Reproduce all the entries exactly and keep the pictures out.

★ ★ ★ ★ ★

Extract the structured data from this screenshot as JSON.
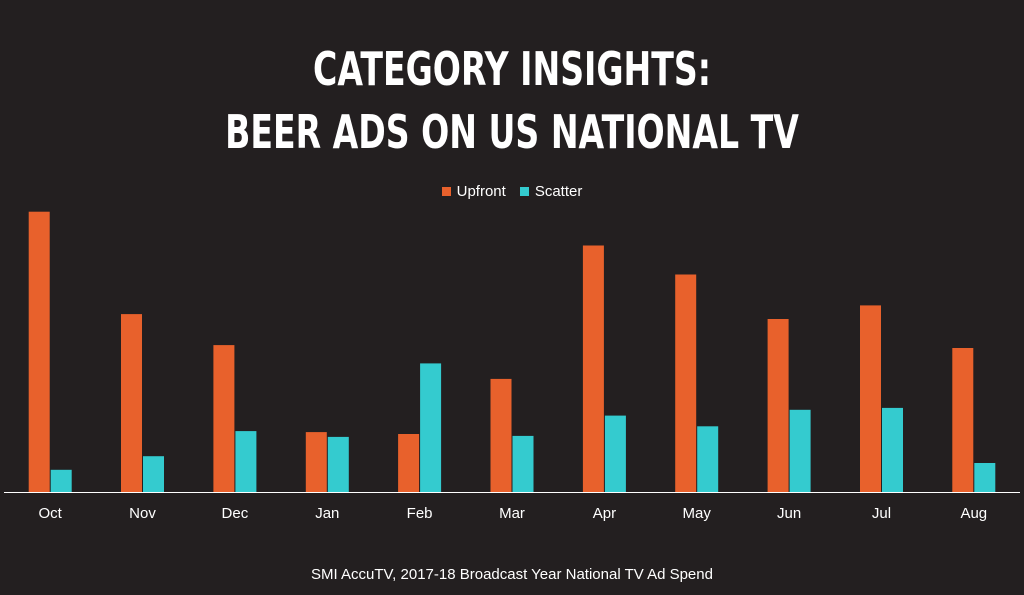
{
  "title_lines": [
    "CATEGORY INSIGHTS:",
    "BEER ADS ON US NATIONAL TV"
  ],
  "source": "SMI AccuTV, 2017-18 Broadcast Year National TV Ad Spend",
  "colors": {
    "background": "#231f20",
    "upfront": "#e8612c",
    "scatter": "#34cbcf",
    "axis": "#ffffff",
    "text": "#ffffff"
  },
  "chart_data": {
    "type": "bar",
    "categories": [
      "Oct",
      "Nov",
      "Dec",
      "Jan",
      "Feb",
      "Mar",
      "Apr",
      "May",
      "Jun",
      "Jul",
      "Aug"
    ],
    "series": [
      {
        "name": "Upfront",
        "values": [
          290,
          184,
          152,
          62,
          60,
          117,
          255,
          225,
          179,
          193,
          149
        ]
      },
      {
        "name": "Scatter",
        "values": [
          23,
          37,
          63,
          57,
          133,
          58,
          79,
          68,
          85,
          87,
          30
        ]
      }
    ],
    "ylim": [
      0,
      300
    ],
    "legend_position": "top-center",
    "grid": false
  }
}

★ ★ ★ ★ ★

# [Answer for this exercise]
Extract the structured data from this screenshot as JSON.
{
  "title_lines": [
    "CATEGORY INSIGHTS:",
    "BEER ADS ON US NATIONAL TV"
  ],
  "source": "SMI AccuTV, 2017-18 Broadcast Year National TV Ad Spend",
  "colors": {
    "background": "#231f20",
    "upfront": "#e8612c",
    "scatter": "#34cbcf",
    "axis": "#ffffff",
    "text": "#ffffff"
  },
  "chart_data": {
    "type": "bar",
    "categories": [
      "Oct",
      "Nov",
      "Dec",
      "Jan",
      "Feb",
      "Mar",
      "Apr",
      "May",
      "Jun",
      "Jul",
      "Aug"
    ],
    "series": [
      {
        "name": "Upfront",
        "values": [
          290,
          184,
          152,
          62,
          60,
          117,
          255,
          225,
          179,
          193,
          149
        ]
      },
      {
        "name": "Scatter",
        "values": [
          23,
          37,
          63,
          57,
          133,
          58,
          79,
          68,
          85,
          87,
          30
        ]
      }
    ],
    "ylim": [
      0,
      300
    ],
    "legend_position": "top-center",
    "grid": false
  }
}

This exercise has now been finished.